** Begin Data to use **
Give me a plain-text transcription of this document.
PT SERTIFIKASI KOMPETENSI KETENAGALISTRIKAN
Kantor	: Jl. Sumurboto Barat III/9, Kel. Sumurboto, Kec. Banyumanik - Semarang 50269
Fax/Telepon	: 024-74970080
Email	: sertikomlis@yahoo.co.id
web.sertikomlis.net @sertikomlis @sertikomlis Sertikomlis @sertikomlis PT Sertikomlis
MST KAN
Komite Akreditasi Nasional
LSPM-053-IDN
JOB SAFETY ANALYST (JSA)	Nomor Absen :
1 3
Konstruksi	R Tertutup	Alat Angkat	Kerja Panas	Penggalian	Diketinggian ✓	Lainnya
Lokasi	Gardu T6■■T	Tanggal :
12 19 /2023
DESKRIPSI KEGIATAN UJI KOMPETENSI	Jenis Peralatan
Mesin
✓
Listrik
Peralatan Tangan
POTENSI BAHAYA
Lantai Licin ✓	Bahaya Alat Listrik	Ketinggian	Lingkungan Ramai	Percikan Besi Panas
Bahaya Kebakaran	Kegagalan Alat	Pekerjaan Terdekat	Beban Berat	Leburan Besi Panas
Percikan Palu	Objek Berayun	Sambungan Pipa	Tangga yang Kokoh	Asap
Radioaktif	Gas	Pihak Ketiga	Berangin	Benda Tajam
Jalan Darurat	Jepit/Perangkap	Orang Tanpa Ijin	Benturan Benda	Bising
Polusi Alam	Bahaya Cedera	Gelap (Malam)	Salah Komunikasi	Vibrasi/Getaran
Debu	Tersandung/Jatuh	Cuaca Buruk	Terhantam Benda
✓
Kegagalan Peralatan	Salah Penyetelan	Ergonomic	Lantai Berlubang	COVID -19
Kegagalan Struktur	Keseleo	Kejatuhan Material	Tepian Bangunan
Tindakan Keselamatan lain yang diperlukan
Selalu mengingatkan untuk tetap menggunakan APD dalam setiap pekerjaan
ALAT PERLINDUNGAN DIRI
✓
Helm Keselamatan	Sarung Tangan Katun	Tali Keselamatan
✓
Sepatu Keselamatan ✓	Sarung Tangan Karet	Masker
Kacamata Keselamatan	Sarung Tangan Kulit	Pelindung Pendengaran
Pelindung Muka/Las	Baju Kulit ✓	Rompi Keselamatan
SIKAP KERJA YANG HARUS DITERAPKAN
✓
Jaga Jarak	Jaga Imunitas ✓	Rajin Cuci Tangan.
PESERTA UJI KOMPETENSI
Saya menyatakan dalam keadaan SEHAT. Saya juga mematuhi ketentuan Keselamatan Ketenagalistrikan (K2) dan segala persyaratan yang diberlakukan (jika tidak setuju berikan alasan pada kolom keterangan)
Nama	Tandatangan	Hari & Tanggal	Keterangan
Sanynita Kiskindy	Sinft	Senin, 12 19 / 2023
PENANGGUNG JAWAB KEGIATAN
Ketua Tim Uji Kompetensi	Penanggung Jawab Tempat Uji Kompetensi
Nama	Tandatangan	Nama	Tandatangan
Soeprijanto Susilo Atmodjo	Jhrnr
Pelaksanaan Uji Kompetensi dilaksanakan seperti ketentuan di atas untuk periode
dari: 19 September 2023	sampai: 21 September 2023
** End Data to use **
Directions for this task ::
Give back the data above exactly as it appears.

Solution to the exercise ::
Give me a plain-text transcription of this document.
PT SERTIFIKASI KOMPETENSI KETENAGALISTRIKAN
Kantor	: Jl. Sumurboto Barat III/9, Kel. Sumurboto, Kec. Banyumanik - Semarang 50269
Fax/Telepon	: 024-74970080
Email	: sertikomlis@yahoo.co.id
web.sertikomlis.net @sertikomlis @sertikomlis Sertikomlis @sertikomlis PT Sertikomlis
MST KAN
Komite Akreditasi Nasional
LSPM-053-IDN
JOB SAFETY ANALYST (JSA)	Nomor Absen :
1 3
Konstruksi	R Tertutup	Alat Angkat	Kerja Panas	Penggalian	Diketinggian ✓	Lainnya
Lokasi	Gardu T6■■T	Tanggal :
12 19 /2023
DESKRIPSI KEGIATAN UJI KOMPETENSI	Jenis Peralatan
Mesin
✓
Listrik
Peralatan Tangan
POTENSI BAHAYA
Lantai Licin ✓	Bahaya Alat Listrik	Ketinggian	Lingkungan Ramai	Percikan Besi Panas
Bahaya Kebakaran	Kegagalan Alat	Pekerjaan Terdekat	Beban Berat	Leburan Besi Panas
Percikan Palu	Objek Berayun	Sambungan Pipa	Tangga yang Kokoh	Asap
Radioaktif	Gas	Pihak Ketiga	Berangin	Benda Tajam
Jalan Darurat	Jepit/Perangkap	Orang Tanpa Ijin	Benturan Benda	Bising
Polusi Alam	Bahaya Cedera	Gelap (Malam)	Salah Komunikasi	Vibrasi/Getaran
Debu	Tersandung/Jatuh	Cuaca Buruk	Terhantam Benda
✓
Kegagalan Peralatan	Salah Penyetelan	Ergonomic	Lantai Berlubang	COVID -19
Kegagalan Struktur	Keseleo	Kejatuhan Material	Tepian Bangunan
Tindakan Keselamatan lain yang diperlukan
Selalu mengingatkan untuk tetap menggunakan APD dalam setiap pekerjaan
ALAT PERLINDUNGAN DIRI
✓
Helm Keselamatan	Sarung Tangan Katun	Tali Keselamatan
✓
Sepatu Keselamatan ✓	Sarung Tangan Karet	Masker
Kacamata Keselamatan	Sarung Tangan Kulit	Pelindung Pendengaran
Pelindung Muka/Las	Baju Kulit ✓	Rompi Keselamatan
SIKAP KERJA YANG HARUS DITERAPKAN
✓
Jaga Jarak	Jaga Imunitas ✓	Rajin Cuci Tangan.
PESERTA UJI KOMPETENSI
Saya menyatakan dalam keadaan SEHAT. Saya juga mematuhi ketentuan Keselamatan Ketenagalistrikan (K2) dan segala persyaratan yang diberlakukan (jika tidak setuju berikan alasan pada kolom keterangan)
Nama	Tandatangan	Hari & Tanggal	Keterangan
Sanynita Kiskindy	Sinft	Senin, 12 19 / 2023
PENANGGUNG JAWAB KEGIATAN
Ketua Tim Uji Kompetensi	Penanggung Jawab Tempat Uji Kompetensi
Nama	Tandatangan	Nama	Tandatangan
Soeprijanto Susilo Atmodjo	Jhrnr
Pelaksanaan Uji Kompetensi dilaksanakan seperti ketentuan di atas untuk periode
dari: 19 September 2023	sampai: 21 September 2023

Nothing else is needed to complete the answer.